* [YOUR INSTRUCTIONS]: Copy out the records below, swapping every "observation-point" for "data-point" and leaving everything else unchanged. Leave the pictures out.

* [THE DATA]:
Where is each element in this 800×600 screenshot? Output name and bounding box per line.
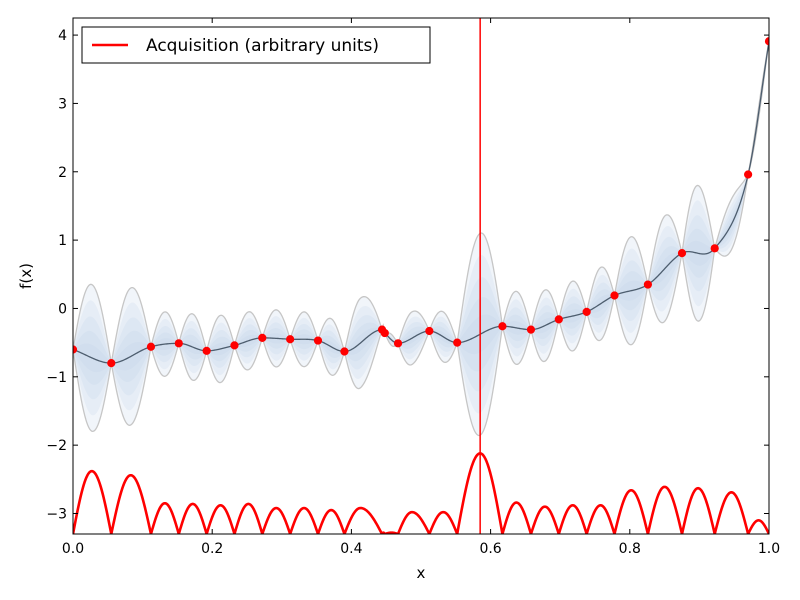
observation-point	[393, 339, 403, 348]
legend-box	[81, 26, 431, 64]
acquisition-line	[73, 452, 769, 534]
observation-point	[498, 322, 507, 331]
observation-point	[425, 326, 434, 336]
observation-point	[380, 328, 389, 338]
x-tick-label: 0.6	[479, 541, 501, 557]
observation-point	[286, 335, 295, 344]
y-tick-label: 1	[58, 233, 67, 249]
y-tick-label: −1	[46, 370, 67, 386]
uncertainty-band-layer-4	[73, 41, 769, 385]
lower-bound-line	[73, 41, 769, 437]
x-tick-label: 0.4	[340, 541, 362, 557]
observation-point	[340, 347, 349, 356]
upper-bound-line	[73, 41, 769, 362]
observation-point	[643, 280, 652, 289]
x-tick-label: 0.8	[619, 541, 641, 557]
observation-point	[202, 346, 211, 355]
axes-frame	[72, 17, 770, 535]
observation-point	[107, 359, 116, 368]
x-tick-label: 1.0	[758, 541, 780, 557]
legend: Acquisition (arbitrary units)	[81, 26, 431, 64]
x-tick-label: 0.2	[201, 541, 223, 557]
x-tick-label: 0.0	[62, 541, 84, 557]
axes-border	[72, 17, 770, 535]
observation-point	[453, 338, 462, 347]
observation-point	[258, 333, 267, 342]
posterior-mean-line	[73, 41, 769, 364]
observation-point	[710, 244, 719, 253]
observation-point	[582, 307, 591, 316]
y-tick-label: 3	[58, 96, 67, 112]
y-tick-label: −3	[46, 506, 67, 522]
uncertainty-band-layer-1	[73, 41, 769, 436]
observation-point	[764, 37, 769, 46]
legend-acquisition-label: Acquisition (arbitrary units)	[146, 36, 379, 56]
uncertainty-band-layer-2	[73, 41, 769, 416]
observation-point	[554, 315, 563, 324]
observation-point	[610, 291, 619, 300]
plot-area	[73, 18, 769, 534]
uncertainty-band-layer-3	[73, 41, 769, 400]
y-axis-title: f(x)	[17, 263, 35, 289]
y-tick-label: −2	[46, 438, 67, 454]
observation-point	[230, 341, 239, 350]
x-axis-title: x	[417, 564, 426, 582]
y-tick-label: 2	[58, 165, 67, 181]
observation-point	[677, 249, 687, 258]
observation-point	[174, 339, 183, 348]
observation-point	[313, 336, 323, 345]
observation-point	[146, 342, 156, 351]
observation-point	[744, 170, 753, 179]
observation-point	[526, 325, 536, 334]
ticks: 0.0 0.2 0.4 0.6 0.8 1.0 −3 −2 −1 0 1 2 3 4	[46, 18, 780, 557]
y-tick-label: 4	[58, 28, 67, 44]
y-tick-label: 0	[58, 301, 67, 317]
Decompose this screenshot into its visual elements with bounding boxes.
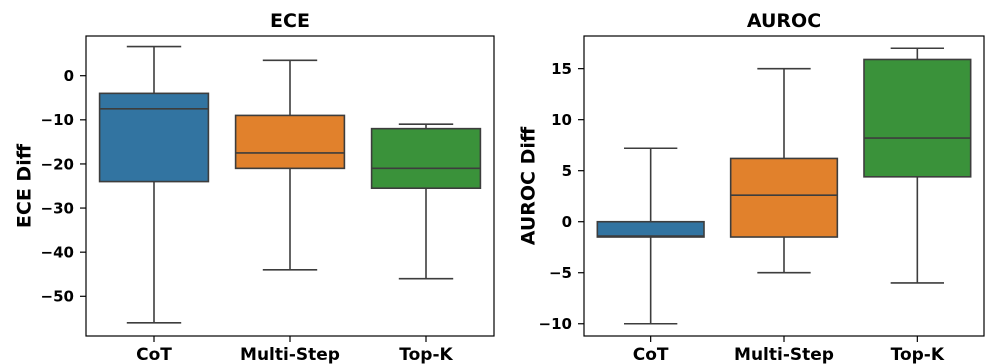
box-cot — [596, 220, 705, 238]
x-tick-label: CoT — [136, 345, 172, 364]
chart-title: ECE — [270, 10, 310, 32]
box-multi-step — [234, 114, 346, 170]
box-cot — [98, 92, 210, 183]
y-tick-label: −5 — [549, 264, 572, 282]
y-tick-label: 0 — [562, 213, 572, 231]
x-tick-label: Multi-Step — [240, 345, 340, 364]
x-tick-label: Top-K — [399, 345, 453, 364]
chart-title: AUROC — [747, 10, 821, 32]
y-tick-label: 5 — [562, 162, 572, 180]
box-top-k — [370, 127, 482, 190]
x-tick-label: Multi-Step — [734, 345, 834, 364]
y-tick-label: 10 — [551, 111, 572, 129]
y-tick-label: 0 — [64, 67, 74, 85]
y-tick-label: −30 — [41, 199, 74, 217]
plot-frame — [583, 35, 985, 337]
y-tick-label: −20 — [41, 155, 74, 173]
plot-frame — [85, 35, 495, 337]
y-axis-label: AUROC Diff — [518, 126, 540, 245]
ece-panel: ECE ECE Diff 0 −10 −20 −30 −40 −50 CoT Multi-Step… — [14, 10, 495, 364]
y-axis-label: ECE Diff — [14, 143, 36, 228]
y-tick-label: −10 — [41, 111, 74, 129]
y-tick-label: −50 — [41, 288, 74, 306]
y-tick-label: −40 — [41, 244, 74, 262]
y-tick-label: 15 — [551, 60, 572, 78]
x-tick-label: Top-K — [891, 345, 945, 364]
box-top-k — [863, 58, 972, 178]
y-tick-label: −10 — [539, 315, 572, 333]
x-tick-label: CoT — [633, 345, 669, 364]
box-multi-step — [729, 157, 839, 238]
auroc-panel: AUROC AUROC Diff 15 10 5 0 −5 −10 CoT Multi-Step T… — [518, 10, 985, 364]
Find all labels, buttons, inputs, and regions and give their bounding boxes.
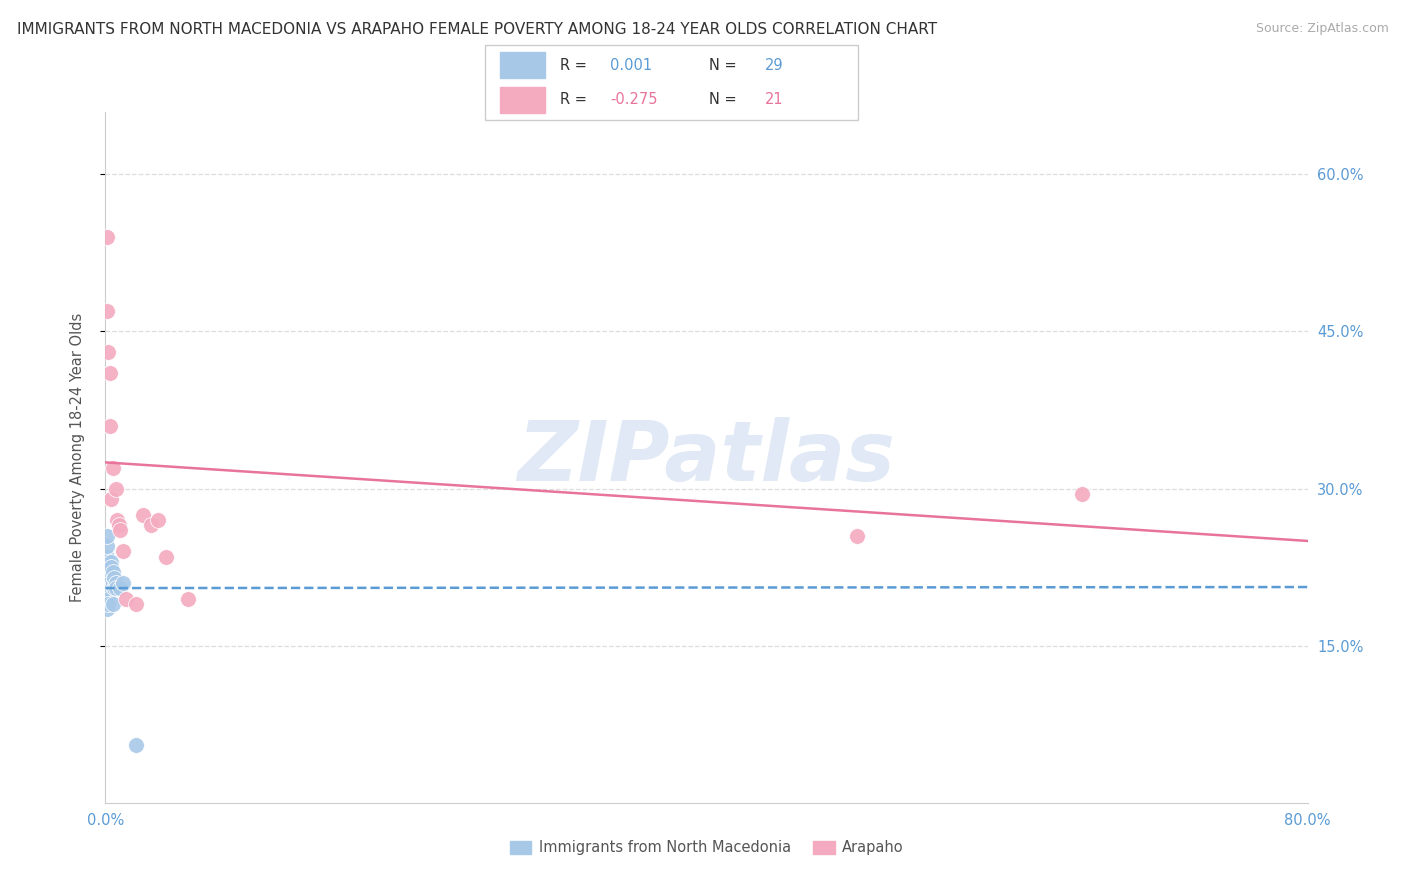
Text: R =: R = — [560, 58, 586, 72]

* [ANSWER]:
Where is each element in this 800×600 screenshot? Output name and bounding box per line.
data-point	[393, 339, 403, 348]
legend-box	[81, 26, 431, 64]
acquisition-line	[73, 452, 769, 534]
data-point	[498, 322, 507, 331]
data-point	[425, 326, 434, 336]
data-point	[380, 328, 389, 338]
x-tick-label: 0.6	[479, 541, 501, 557]
data-point	[286, 335, 295, 344]
y-tick-label: 1	[58, 233, 67, 249]
y-tick-label: −1	[46, 370, 67, 386]
uncertainty-band-layer-4	[73, 41, 769, 385]
lower-bound-line	[73, 41, 769, 437]
x-tick-label: 0.4	[340, 541, 362, 557]
data-point	[340, 347, 349, 356]
upper-bound-line	[73, 41, 769, 362]
data-point	[643, 280, 652, 289]
x-tick-label: 0.8	[619, 541, 641, 557]
data-point	[202, 346, 211, 355]
axes-frame	[72, 17, 770, 535]
data-point	[107, 359, 116, 368]
x-tick-label: 1.0	[758, 541, 780, 557]
legend: Acquisition (arbitrary units)	[81, 26, 431, 64]
x-tick-label: 0.2	[201, 541, 223, 557]
x-tick-label: 0.0	[62, 541, 84, 557]
axes-border	[72, 17, 770, 535]
data-point	[453, 338, 462, 347]
data-point	[258, 333, 267, 342]
posterior-mean-line	[73, 41, 769, 364]
data-point	[710, 244, 719, 253]
data-point	[582, 307, 591, 316]
y-tick-label: 3	[58, 96, 67, 112]
y-tick-label: −3	[46, 506, 67, 522]
uncertainty-band-layer-1	[73, 41, 769, 436]
data-point	[764, 37, 769, 46]
legend-acquisition-label: Acquisition (arbitrary units)	[146, 36, 379, 56]
uncertainty-band-layer-2	[73, 41, 769, 416]
data-point	[554, 315, 563, 324]
data-point	[610, 291, 619, 300]
plot-area	[73, 18, 769, 534]
uncertainty-band-layer-3	[73, 41, 769, 400]
y-axis-title: f(x)	[17, 263, 35, 289]
y-tick-label: −2	[46, 438, 67, 454]
data-point	[230, 341, 239, 350]
x-axis-title: x	[417, 564, 426, 582]
y-tick-label: 2	[58, 165, 67, 181]
data-point	[677, 249, 687, 258]
data-point	[174, 339, 183, 348]
data-point	[313, 336, 323, 345]
data-point	[146, 342, 156, 351]
data-point	[744, 170, 753, 179]
data-point	[526, 325, 536, 334]
ticks: 0.0 0.2 0.4 0.6 0.8 1.0 −3 −2 −1 0 1 2 3 4	[46, 18, 780, 557]
y-tick-label: 4	[58, 28, 67, 44]
y-tick-label: 0	[58, 301, 67, 317]
Decompose this screenshot into its visual elements with bounding boxes.
box-cot — [596, 220, 705, 238]
x-tick-label: CoT — [136, 345, 172, 364]
chart-title: ECE — [270, 10, 310, 32]
box-multi-step — [234, 114, 346, 170]
box-cot — [98, 92, 210, 183]
y-tick-label: −5 — [549, 264, 572, 282]
y-tick-label: 0 — [562, 213, 572, 231]
x-tick-label: Multi-Step — [240, 345, 340, 364]
x-tick-label: Top-K — [399, 345, 453, 364]
chart-title: AUROC — [747, 10, 821, 32]
y-tick-label: 5 — [562, 162, 572, 180]
box-top-k — [370, 127, 482, 190]
x-tick-label: Multi-Step — [734, 345, 834, 364]
y-tick-label: 10 — [551, 111, 572, 129]
y-tick-label: 0 — [64, 67, 74, 85]
y-tick-label: −30 — [41, 199, 74, 217]
plot-frame — [583, 35, 985, 337]
y-tick-label: −20 — [41, 155, 74, 173]
plot-frame — [85, 35, 495, 337]
y-axis-label: AUROC Diff — [518, 126, 540, 245]
ece-panel: ECE ECE Diff 0 −10 −20 −30 −40 −50 CoT Multi-Step… — [14, 10, 495, 364]
y-axis-label: ECE Diff — [14, 143, 36, 228]
y-tick-label: −10 — [41, 111, 74, 129]
y-tick-label: −50 — [41, 288, 74, 306]
y-tick-label: −40 — [41, 244, 74, 262]
y-tick-label: 15 — [551, 60, 572, 78]
x-tick-label: Top-K — [891, 345, 945, 364]
box-top-k — [863, 58, 972, 178]
y-tick-label: −10 — [539, 315, 572, 333]
x-tick-label: CoT — [633, 345, 669, 364]
box-multi-step — [729, 157, 839, 238]
auroc-panel: AUROC AUROC Diff 15 10 5 0 −5 −10 CoT Multi-Step T… — [518, 10, 985, 364]
Find all labels, buttons, inputs, and regions and give their bounding boxes.
Text: R =: R = — [560, 58, 586, 72]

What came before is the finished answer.